- _Directive_
Output every entry exactly as written, skipping any pictures.

- _Extracted entries_
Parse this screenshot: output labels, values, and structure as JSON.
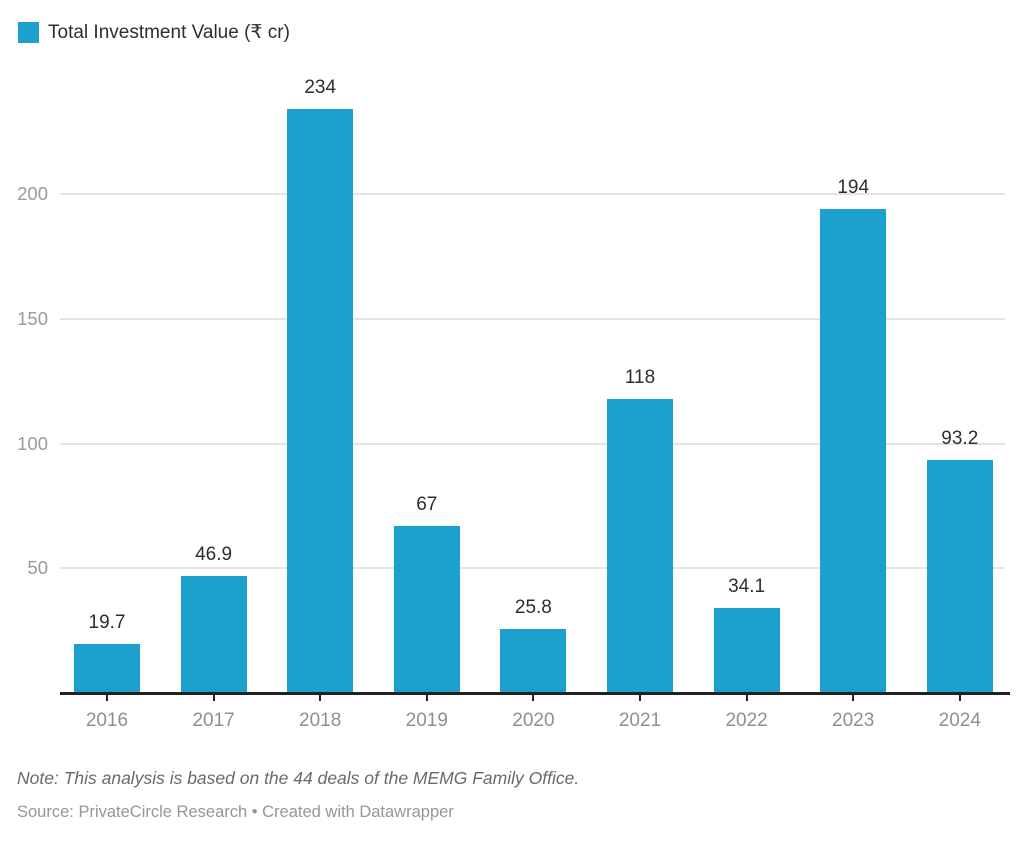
{
  "legend": {
    "label": "Total Investment Value (₹ cr)",
    "swatch_color": "#1CA0CE"
  },
  "chart_data": {
    "type": "bar",
    "title": "",
    "categories": [
      "2016",
      "2017",
      "2018",
      "2019",
      "2020",
      "2021",
      "2022",
      "2023",
      "2024"
    ],
    "series": [
      {
        "name": "Total Investment Value (₹ cr)",
        "values": [
          19.7,
          46.9,
          234,
          67,
          25.8,
          118,
          34.1,
          194,
          93.2
        ],
        "value_labels": [
          "19.7",
          "46.9",
          "234",
          "67",
          "25.8",
          "118",
          "34.1",
          "194",
          "93.2"
        ]
      }
    ],
    "xlabel": "",
    "ylabel": "",
    "ylim": [
      0,
      240
    ],
    "yticks": [
      50,
      100,
      150,
      200
    ],
    "ytick_labels": [
      "50",
      "100",
      "150",
      "200"
    ],
    "grid": true,
    "legend_position": "top-left",
    "bar_color": "#1CA0CE"
  },
  "colors": {
    "bar": "#1CA0CE",
    "value_label": "#2e2e2e",
    "axis_line": "#222222",
    "tick_label": "#8f8f8f",
    "y_label": "#9b9b9b",
    "gridline": "#e4e4e4"
  },
  "footer": {
    "note": "Note: This analysis is based on the 44 deals of the MEMG Family Office.",
    "source": "Source: PrivateCircle Research • Created with Datawrapper"
  }
}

- _Response to the task_
Parse this screenshot: output labels, values, and structure as JSON.
{
  "legend": {
    "label": "Total Investment Value (₹ cr)",
    "swatch_color": "#1CA0CE"
  },
  "chart_data": {
    "type": "bar",
    "title": "",
    "categories": [
      "2016",
      "2017",
      "2018",
      "2019",
      "2020",
      "2021",
      "2022",
      "2023",
      "2024"
    ],
    "series": [
      {
        "name": "Total Investment Value (₹ cr)",
        "values": [
          19.7,
          46.9,
          234,
          67,
          25.8,
          118,
          34.1,
          194,
          93.2
        ],
        "value_labels": [
          "19.7",
          "46.9",
          "234",
          "67",
          "25.8",
          "118",
          "34.1",
          "194",
          "93.2"
        ]
      }
    ],
    "xlabel": "",
    "ylabel": "",
    "ylim": [
      0,
      240
    ],
    "yticks": [
      50,
      100,
      150,
      200
    ],
    "ytick_labels": [
      "50",
      "100",
      "150",
      "200"
    ],
    "grid": true,
    "legend_position": "top-left",
    "bar_color": "#1CA0CE"
  },
  "colors": {
    "bar": "#1CA0CE",
    "value_label": "#2e2e2e",
    "axis_line": "#222222",
    "tick_label": "#8f8f8f",
    "y_label": "#9b9b9b",
    "gridline": "#e4e4e4"
  },
  "footer": {
    "note": "Note: This analysis is based on the 44 deals of the MEMG Family Office.",
    "source": "Source: PrivateCircle Research • Created with Datawrapper"
  }
}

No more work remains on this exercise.